**Source passage:**
— Begin —

I've been nominated for the Hugo, the Nebula, and the World Fantasy Award. I got the International Horror Guild award.

So yeah.  Like that.

Definitely going to dig on some of the forthcoming stuff. But let's drill a little on The Long Price Quartet. You write of it as semi-literary epic fantasy—a very cool blend, by the way. Say more about that.

Well, of course, they aren't my first books. My first book was something I did in High School called Tales from the Immodest Elf, that being the name of the tavern that everyone met in. I suspect it might work now as parody. Then there was a terribly ponderous thing I did in college.  And one that actually got sold to a small press which shall remain nameless, and from which I bought it back. Unreal City, that was. Got as far as getting really deeply cool Rick Berry cover art before that one went south.

Unreal City was the one I gave to my agent when I first got an agent. Her thought was "Cool, what've you got that I might possibly be able to sell?" Fair question.  I'd had a short story in Asimov's called The Lesson Half-Learned that folks liked. I showed it to her, and it became the prolog of the first book of the Long Price Quartet.

There were a couple of things I was really aiming for in the Long Price books. First off, I wanted to do something I hadn't seen before. What I came up with first was a structure. It's four stand-alone books that add up to something more than the single books together. Which isn't really new, because I copped the basic idea from Lawrence Durrell's Alexandria Quartet, but since that's not really part of the bones of epic fantasy, usually speakin', I got away with seeming clever. Then it was in the semi-Asian world instead of the more usual semi-European one. And I had a magic system no one had seen before. All in all, it made for something that I at least thought was pretty different.

— End —

**Data shown:**

— Begin —

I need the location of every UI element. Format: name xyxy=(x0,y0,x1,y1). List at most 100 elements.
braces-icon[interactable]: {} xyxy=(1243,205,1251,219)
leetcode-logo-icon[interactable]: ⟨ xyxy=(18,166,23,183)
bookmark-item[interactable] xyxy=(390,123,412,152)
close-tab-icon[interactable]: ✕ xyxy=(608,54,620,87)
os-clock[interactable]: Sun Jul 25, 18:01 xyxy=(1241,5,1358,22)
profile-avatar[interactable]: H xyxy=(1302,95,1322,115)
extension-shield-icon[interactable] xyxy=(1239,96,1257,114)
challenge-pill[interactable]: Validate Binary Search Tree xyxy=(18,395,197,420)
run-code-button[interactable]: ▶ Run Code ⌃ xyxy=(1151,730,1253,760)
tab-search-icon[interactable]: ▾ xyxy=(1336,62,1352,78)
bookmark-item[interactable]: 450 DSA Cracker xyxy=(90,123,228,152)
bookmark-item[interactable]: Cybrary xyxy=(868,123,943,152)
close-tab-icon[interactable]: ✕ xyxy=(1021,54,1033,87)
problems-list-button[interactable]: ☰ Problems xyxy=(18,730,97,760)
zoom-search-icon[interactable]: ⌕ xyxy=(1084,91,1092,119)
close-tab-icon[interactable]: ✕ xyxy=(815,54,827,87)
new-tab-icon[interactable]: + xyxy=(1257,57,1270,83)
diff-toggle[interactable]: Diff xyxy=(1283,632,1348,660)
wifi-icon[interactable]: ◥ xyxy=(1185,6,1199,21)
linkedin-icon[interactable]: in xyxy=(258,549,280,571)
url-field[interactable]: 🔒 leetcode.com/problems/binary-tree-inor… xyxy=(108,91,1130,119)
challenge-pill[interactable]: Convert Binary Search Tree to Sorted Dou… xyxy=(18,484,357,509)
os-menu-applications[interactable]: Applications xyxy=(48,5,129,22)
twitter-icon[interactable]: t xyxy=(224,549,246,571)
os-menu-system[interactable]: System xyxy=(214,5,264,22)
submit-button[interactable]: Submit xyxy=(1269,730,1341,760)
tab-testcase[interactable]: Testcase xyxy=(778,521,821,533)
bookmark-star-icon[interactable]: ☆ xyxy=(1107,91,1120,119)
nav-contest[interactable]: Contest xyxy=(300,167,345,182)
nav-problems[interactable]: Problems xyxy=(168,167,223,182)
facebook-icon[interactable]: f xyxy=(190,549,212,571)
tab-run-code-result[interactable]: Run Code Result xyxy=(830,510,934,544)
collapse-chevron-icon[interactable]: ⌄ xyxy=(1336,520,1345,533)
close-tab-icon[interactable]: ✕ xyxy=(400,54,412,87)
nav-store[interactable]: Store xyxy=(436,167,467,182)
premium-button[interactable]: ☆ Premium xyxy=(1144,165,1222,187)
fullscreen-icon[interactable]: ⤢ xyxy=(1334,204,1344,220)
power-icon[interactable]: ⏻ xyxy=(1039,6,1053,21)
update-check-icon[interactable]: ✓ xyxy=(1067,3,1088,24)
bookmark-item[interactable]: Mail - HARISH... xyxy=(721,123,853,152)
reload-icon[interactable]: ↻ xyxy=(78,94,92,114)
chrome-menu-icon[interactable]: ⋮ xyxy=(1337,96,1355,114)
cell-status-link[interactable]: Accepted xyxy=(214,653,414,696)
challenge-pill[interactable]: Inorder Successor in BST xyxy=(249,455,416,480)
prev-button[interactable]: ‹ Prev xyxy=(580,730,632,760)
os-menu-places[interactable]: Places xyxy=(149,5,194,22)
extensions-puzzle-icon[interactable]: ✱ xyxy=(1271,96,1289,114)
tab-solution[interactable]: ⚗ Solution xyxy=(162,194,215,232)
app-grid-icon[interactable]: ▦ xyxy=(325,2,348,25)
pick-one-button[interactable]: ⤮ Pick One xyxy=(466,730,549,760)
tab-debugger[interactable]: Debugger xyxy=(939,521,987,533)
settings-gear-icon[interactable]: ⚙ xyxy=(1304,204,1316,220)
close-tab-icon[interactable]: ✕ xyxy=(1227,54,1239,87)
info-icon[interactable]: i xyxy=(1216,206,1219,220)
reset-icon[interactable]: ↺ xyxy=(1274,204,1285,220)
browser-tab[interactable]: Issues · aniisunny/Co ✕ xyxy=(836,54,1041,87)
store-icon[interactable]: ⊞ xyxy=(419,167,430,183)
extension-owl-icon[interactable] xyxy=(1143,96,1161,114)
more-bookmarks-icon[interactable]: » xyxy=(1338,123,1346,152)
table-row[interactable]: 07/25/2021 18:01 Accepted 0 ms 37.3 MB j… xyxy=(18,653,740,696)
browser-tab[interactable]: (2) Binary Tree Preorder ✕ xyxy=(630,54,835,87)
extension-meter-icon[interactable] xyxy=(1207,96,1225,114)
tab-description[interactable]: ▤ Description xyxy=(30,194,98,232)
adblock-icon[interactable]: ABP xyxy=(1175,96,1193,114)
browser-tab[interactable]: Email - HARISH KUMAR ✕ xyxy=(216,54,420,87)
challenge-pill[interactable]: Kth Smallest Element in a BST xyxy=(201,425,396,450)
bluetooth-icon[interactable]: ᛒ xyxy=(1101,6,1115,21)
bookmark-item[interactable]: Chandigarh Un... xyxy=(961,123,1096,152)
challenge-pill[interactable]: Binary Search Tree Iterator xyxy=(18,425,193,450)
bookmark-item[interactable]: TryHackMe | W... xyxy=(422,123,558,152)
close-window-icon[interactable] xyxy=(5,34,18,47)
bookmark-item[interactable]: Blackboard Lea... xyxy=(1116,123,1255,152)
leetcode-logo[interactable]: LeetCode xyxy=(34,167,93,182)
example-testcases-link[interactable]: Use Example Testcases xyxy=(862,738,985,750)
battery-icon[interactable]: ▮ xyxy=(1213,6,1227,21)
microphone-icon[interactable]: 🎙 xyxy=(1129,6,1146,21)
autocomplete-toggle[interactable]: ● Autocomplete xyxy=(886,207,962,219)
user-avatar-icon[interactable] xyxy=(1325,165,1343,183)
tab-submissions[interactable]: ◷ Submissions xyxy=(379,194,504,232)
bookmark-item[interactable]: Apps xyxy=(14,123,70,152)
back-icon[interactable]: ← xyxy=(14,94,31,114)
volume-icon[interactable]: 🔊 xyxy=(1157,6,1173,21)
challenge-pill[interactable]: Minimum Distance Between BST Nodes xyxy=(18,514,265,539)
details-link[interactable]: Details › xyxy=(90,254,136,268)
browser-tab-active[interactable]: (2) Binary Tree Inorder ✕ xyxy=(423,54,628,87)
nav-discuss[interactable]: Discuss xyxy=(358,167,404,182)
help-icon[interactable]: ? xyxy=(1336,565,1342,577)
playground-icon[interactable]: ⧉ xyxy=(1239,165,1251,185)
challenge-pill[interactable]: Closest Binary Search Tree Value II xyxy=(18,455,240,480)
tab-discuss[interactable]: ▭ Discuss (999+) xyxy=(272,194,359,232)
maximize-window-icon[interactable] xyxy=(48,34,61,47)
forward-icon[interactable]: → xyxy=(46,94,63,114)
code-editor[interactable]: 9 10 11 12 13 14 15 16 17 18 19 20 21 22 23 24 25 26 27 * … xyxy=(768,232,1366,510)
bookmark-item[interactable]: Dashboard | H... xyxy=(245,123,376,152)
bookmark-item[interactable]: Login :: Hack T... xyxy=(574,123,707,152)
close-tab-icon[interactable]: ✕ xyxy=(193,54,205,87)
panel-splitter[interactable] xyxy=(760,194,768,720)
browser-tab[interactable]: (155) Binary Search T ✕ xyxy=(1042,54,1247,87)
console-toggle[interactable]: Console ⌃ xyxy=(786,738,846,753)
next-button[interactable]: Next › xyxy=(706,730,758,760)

— End —

**Jobs:**
(A) Lay out the records as a numbered list, from the first line of the records up to and including the line containing "diff-toggle[interactable]: Diff xyxy=(1283,632,1348,660)", and leave out any blank lines.
(B) Proceed with the author interview about the Long Price Quartet from where it stops.
The records have no connection to the interview text.

**Responses for each task:**
(A)
1. I need the location of every UI element. Format: name xyxy=(x0,y0,x1,y1). List at most 100 elements.
2. braces-icon[interactable]: {} xyxy=(1243,205,1251,219)
3. leetcode-logo-icon[interactable]: ⟨ xyxy=(18,166,23,183)
4. bookmark-item[interactable] xyxy=(390,123,412,152)
5. close-tab-icon[interactable]: ✕ xyxy=(608,54,620,87)
6. os-clock[interactable]: Sun Jul 25, 18:01 xyxy=(1241,5,1358,22)
7. profile-avatar[interactable]: H xyxy=(1302,95,1322,115)
8. extension-shield-icon[interactable] xyxy=(1239,96,1257,114)
9. challenge-pill[interactable]: Validate Binary Search Tree xyxy=(18,395,197,420)
10. run-code-button[interactable]: ▶ Run Code ⌃ xyxy=(1151,730,1253,760)
11. tab-search-icon[interactable]: ▾ xyxy=(1336,62,1352,78)
12. bookmark-item[interactable]: 450 DSA Cracker xyxy=(90,123,228,152)
13. bookmark-item[interactable]: Cybrary xyxy=(868,123,943,152)
14. close-tab-icon[interactable]: ✕ xyxy=(1021,54,1033,87)
15. problems-list-button[interactable]: ☰ Problems xyxy=(18,730,97,760)
16. zoom-search-icon[interactable]: ⌕ xyxy=(1084,91,1092,119)
17. close-tab-icon[interactable]: ✕ xyxy=(815,54,827,87)
18. new-tab-icon[interactable]: + xyxy=(1257,57,1270,83)
19. diff-toggle[interactable]: Diff xyxy=(1283,632,1348,660)

(B)
Second, I wanted to write a straight-up epic fantasy with war and magic and all the stuff that I really like about epic fantasy. And I also wanted to talk about how mind-blowingly epic a normal life is. My grandmother's my example on that. When she was born, we hadn't had a world war yet, much less two of them. My daughter lives a world where you watch cartoons on Daddy's phone. The change in worlds between when Gramma was a kid and now is more profound than anything I could make up. And I wanted to write about that.

Okay, so three things. I also wanted to learn how to write novel-length books. And I figured the only way to really do that was to write a bunch of 'em.

I really like your notion of a normal life being "epic." The word has found its way into popular slang, but I've often thought about people I know and applied the word. I began doing so after reading e.e. cummings ‘pity this busy monster manunkind,’ which ends with the line: "...listen, there's a hell of a good universe next door; let's go." I always interpreted that to mean people. Prolly just me. So, now I want to talk about your character process. Do you have your characters more fully drawn before you start to type? Or do they draw themselves out as you write? Or a little of both? And do you find you focus down on the character first, and let "epicness" happen.

I don't have much fully drawn when I start the first draft. Or, really, I have a pretty good outline and a feel for the characters, and I'm always at least a little bit off. It's a funny thing about memory, though. I know that what I just told you is true, but I couldn't, for instance, tell you how a particular character changed over the course of writing them. I know that Idaan from Betrayal in Winter was different when I started, but who she became is so much more alive and authentic to me now, I don't really remember how the prototype was different.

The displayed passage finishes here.